## Stated problem
All of the lines below are to be printed again exactly; images are excluded from the output.

## Rows
-- begin --

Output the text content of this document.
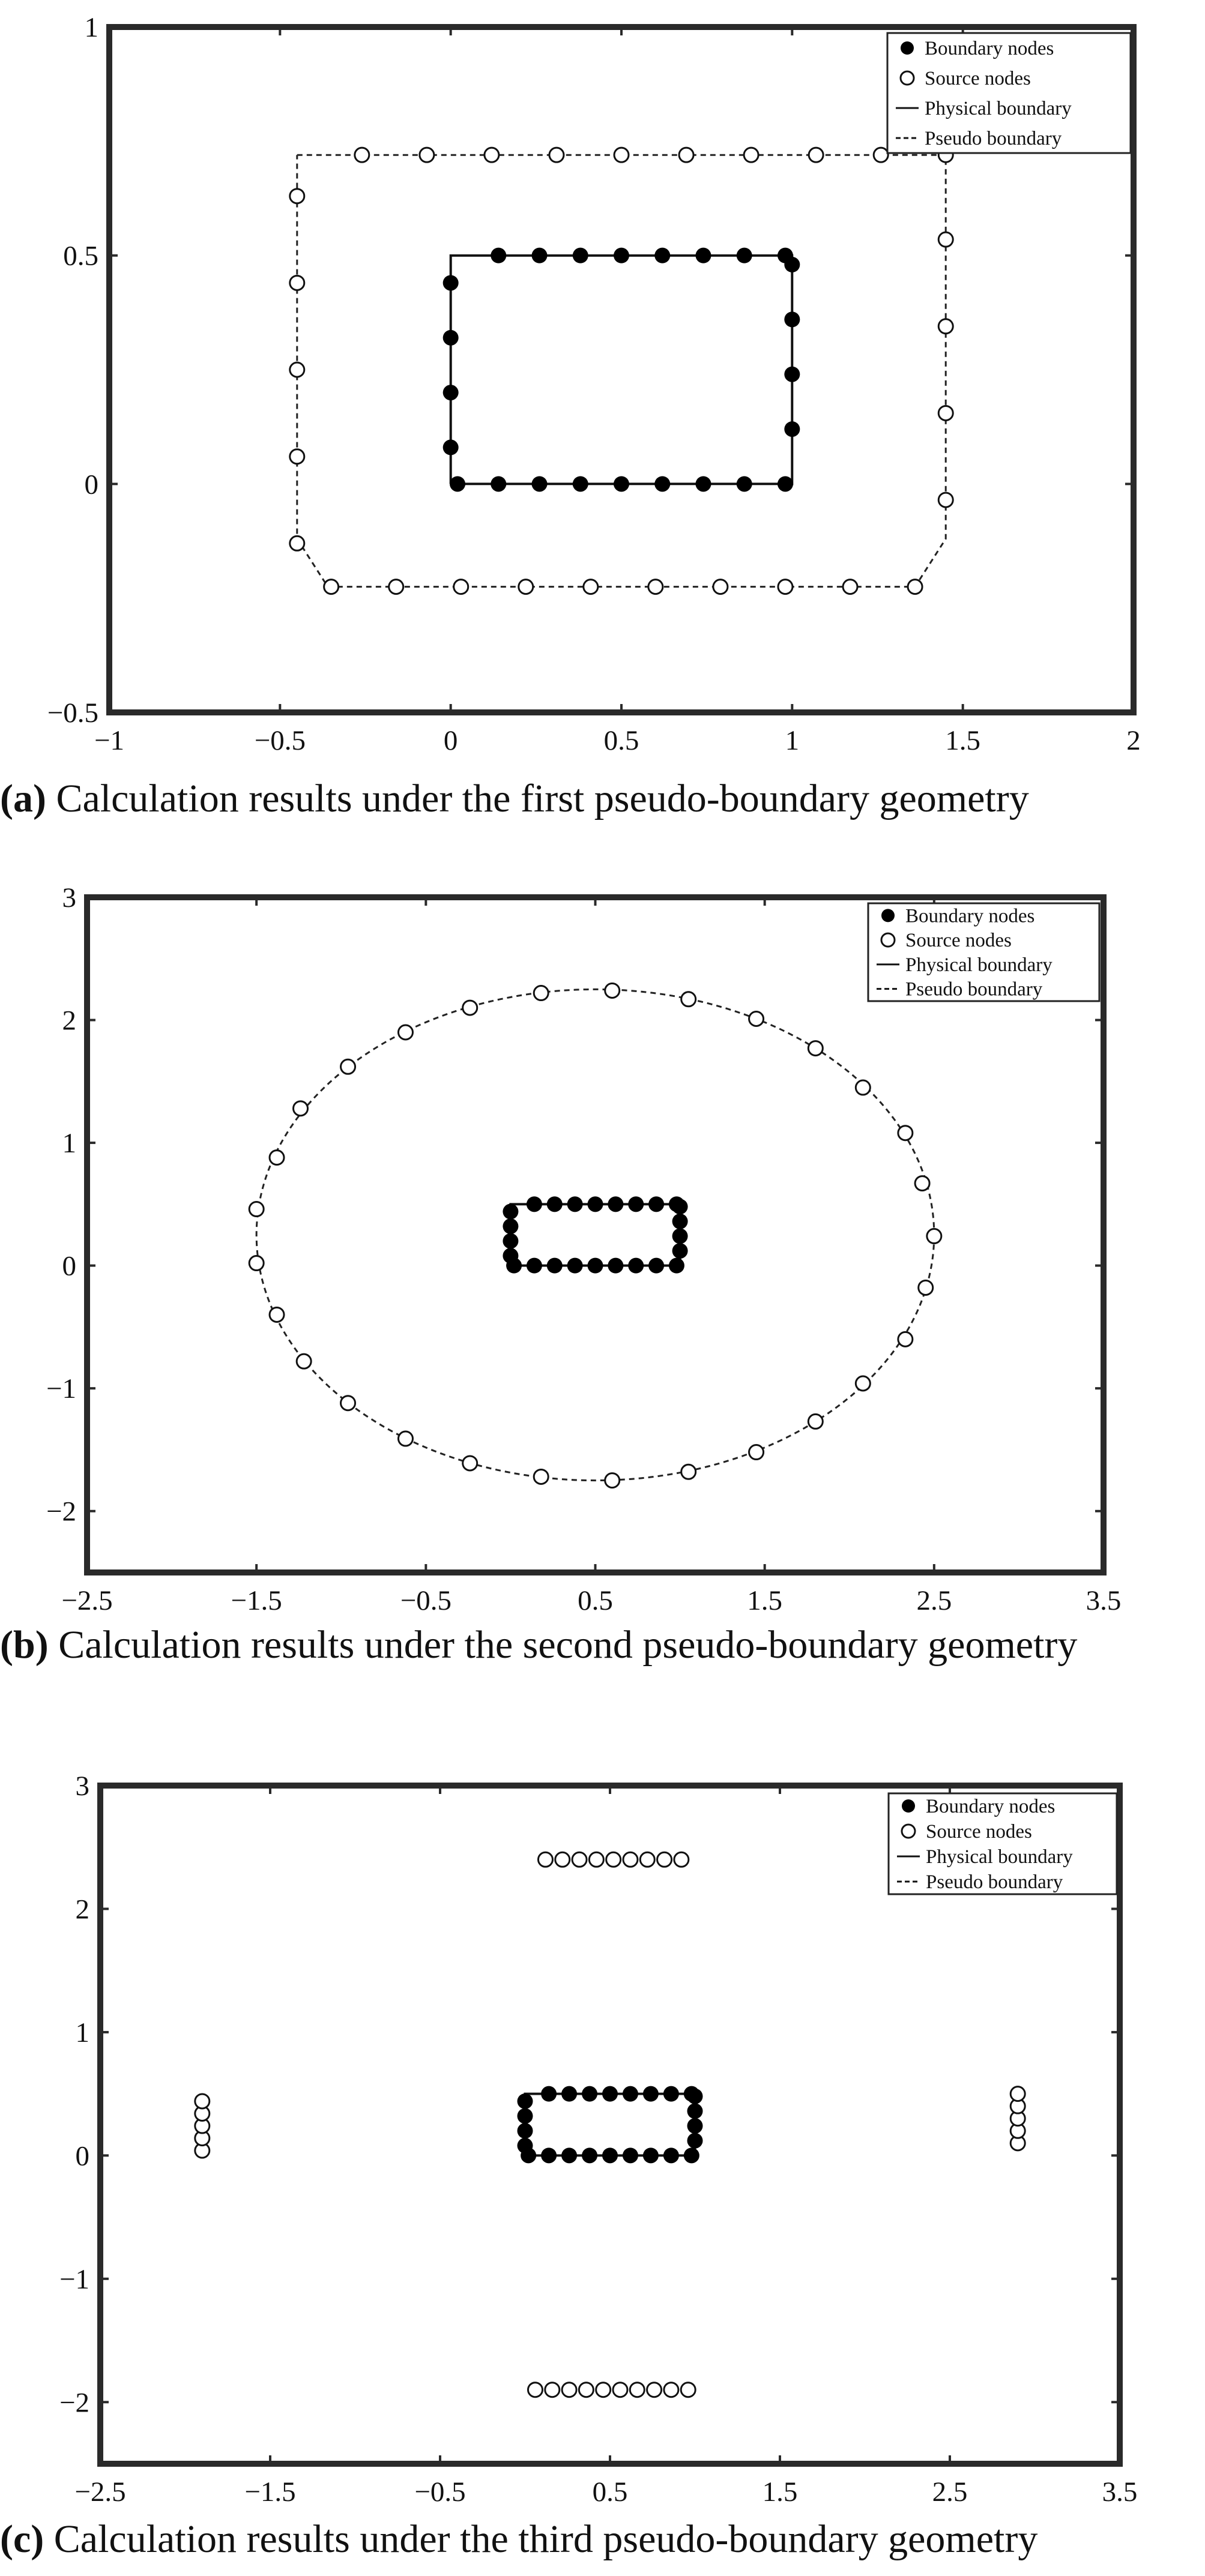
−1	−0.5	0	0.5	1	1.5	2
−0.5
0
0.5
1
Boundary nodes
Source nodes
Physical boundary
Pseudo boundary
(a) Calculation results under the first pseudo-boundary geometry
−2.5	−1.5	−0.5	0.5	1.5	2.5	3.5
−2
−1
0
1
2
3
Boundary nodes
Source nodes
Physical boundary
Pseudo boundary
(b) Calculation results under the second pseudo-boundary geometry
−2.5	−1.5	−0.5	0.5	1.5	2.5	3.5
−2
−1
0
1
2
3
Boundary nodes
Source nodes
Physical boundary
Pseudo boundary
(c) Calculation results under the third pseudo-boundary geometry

-- end --

## Worked solution
Output the text content of this document.
−1	−0.5	0	0.5	1	1.5	2
−0.5
0
0.5
1
Boundary nodes
Source nodes
Physical boundary
Pseudo boundary
(a) Calculation results under the first pseudo-boundary geometry
−2.5	−1.5	−0.5	0.5	1.5	2.5	3.5
−2
−1
0
1
2
3
Boundary nodes
Source nodes
Physical boundary
Pseudo boundary
(b) Calculation results under the second pseudo-boundary geometry
−2.5	−1.5	−0.5	0.5	1.5	2.5	3.5
−2
−1
0
1
2
3
Boundary nodes
Source nodes
Physical boundary
Pseudo boundary
(c) Calculation results under the third pseudo-boundary geometry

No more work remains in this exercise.